* Exercise set *
• 1. In the article on trademark piracy in China, when did Chinese courts begin ordering pirates to compensate legitimate owners for the expense of the legal actions they initiated?
• 2. Rewrite the paragraph of the article on trademark piracy in China that begins "In recent years, China revised" as a short bulleted list that keeps its main facts.
• 3. Continue the article on trademark piracy in China from the point where it ends.
[[ Text segment, beginning ]]
29 June 2022TrademarksHaiyu Li

Trademark pirates begin to pay the price in China

Consequently, trademark piracy became highly profitable and rampant. Some legitimate owners have been forced to suspend business and spend substantial resources and time on initiating oppositions, cancellations, invalidations, even lawsuits, but at very low rates of success. Many others make concessions by paying for loyalties or buying back the pirated trademarks.

In recent years, China revised its trademark law, particularly aimed at trademark piracy. In addition, the administrative authorities also released many regulations to prevent pirates from abusing their pirated rights, putting many on the blacklist and punishing a large number of pirates and their representing trademark agencies. The rate of the legitimate owners’ success has gone up substantially.

As a result, the trend has begun to change for the better, and it has become increasingly difficult to profit from piracy. What is more, in late 2021 and early 2022, the Chinese courts further progressed by making a few rulings to order the pirates to compensate the legitimate owners’ expense on the initiated legal actions. This is a good sign that the pirates have begun to lose money for their acts and that the legitimate owners may possibly recover their expenses.
[[ Text segment, end ]]
[[ Data for analysis, beginning ]]
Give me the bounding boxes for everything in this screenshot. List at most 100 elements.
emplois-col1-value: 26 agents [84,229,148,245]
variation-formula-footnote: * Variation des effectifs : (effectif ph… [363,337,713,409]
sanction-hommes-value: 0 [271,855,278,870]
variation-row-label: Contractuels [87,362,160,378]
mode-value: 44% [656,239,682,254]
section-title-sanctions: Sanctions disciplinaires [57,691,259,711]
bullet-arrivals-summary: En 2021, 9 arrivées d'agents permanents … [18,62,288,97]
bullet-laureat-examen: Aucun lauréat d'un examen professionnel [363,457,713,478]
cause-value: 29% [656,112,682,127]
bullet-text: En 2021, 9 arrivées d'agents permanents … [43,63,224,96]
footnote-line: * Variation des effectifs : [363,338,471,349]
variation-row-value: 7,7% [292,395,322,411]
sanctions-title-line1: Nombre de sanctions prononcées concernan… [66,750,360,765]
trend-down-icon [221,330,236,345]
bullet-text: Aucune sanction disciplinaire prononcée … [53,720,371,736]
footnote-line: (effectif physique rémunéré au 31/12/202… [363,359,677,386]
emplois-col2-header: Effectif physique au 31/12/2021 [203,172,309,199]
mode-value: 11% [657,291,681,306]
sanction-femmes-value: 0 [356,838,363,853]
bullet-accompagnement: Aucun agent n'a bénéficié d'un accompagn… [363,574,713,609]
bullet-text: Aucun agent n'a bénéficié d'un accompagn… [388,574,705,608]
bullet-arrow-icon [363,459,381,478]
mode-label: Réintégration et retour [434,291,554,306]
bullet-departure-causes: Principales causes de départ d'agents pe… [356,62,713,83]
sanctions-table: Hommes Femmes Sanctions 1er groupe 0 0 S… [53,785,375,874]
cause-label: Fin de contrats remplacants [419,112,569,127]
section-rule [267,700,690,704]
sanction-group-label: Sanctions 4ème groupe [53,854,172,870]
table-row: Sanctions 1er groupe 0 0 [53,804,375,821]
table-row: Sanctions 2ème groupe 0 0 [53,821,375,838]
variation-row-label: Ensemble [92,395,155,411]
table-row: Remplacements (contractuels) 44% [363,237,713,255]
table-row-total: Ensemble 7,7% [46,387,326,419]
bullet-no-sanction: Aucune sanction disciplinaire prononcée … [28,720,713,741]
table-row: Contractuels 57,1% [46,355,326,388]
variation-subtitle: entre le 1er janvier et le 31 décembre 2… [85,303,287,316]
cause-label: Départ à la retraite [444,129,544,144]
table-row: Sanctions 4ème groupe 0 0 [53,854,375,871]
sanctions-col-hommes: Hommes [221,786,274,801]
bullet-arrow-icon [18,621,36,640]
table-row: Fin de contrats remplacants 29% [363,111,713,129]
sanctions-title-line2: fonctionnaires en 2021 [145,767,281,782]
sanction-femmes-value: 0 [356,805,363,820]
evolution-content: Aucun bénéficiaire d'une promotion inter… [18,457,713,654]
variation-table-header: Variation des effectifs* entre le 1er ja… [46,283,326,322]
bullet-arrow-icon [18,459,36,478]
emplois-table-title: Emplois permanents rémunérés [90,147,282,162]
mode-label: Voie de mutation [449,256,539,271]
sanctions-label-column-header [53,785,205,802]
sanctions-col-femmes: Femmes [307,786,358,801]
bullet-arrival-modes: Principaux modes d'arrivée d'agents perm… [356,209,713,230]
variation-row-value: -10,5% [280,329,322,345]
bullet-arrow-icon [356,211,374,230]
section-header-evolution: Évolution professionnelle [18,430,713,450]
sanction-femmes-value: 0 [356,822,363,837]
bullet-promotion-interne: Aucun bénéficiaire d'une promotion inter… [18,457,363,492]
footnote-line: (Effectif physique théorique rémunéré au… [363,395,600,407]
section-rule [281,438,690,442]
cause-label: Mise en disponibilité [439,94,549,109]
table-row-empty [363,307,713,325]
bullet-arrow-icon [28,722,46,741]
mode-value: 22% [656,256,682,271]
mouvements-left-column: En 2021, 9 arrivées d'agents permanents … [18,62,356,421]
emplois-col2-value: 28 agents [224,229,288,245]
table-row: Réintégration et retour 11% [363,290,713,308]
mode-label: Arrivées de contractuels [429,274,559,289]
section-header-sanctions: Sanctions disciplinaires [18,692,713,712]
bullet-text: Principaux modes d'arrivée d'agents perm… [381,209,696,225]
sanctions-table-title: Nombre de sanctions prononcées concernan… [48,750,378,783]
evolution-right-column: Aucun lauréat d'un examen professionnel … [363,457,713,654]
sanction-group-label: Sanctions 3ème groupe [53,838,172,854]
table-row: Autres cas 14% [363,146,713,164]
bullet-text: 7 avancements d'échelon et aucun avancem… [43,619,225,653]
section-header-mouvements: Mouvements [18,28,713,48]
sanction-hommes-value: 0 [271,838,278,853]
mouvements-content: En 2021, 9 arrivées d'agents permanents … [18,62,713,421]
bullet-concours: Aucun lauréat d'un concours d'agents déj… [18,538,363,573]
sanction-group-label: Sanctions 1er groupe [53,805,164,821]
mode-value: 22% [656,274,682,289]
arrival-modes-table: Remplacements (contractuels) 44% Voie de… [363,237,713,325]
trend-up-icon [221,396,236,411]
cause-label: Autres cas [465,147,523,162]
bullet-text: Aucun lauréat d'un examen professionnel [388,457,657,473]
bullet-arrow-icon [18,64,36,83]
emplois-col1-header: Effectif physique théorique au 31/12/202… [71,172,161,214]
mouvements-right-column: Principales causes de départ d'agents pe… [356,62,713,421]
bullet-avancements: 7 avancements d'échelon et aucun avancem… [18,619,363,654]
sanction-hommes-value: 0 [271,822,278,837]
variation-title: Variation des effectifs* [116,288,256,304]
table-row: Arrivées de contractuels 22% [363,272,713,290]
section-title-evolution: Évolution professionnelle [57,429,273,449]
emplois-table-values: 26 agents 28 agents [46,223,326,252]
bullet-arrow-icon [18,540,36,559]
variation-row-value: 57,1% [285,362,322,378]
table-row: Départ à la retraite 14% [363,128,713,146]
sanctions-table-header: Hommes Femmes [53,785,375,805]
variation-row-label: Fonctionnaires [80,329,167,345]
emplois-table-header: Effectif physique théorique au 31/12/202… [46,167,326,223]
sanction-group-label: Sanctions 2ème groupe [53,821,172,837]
[[ Data for analysis, end ]]
* Responses by task *
• 1. In late 2021 and early 2022.

• 2.
- China revised its trademark law, particularly to target trademark piracy.
- Administrative authorities released many regulations to stop pirates from abusing their pirated rights.
- Many pirates were put on a blacklist, and a large number of pirates and their representing trademark agencies were punished.
- Legitimate owners now succeed substantially more often.

• 3.
In this article, I would like to introduce a recent case where the Chinese courts improved their practices to protect the legitimate owners’ lawful rights and interests.

Case in brief

The first-instance court ruled that Shenzhen Teyou Technology Co., LTD.’s (“defendant A”) trademark pirating acts have disturbed the market competition order, harmed the lawful rights and interests of the plaintiff, Shanghai Fanrong Network Technology Co., LTD., and constituted unfair competition.

The other two defendants were a couple of husband and wife who operate defendant A, but were not adjudicated as liable for the infringing company act. Defendant A appealed, but the Intermediate People’s Court of Shenzhen sustained the first-instance ruling in its final judgment.